-- begin Data listing --

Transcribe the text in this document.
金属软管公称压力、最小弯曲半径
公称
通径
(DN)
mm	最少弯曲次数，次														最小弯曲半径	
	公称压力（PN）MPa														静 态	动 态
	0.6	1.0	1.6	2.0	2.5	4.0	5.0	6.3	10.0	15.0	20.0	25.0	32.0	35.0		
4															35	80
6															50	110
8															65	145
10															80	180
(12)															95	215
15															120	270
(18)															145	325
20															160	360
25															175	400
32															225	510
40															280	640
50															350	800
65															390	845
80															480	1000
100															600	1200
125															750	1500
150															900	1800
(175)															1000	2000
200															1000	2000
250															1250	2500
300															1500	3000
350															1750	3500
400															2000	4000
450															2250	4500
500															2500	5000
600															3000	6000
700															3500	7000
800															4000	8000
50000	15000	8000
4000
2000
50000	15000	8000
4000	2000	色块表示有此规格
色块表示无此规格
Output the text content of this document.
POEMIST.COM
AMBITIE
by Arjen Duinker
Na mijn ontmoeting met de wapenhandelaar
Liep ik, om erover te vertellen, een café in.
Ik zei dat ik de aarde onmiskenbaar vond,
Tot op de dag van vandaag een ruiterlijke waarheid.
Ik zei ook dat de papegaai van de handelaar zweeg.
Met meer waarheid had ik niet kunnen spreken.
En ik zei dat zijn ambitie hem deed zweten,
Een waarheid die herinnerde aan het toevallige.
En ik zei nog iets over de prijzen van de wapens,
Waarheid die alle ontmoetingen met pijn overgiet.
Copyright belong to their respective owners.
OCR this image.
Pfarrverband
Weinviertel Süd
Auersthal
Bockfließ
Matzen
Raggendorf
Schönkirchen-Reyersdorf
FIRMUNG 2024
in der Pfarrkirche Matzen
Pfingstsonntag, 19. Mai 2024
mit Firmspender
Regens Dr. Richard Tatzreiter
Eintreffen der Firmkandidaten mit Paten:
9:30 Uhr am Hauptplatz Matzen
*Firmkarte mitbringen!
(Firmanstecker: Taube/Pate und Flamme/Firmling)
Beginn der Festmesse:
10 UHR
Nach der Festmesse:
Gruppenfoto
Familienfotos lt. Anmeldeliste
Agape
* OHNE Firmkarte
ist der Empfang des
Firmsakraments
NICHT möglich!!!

-- end Data listing --

_Task brief_
Pick out all the lines with the word "Festmesse" in them and copy them.

_Answer in full_
Beginn der Festmesse:
Nach der Festmesse:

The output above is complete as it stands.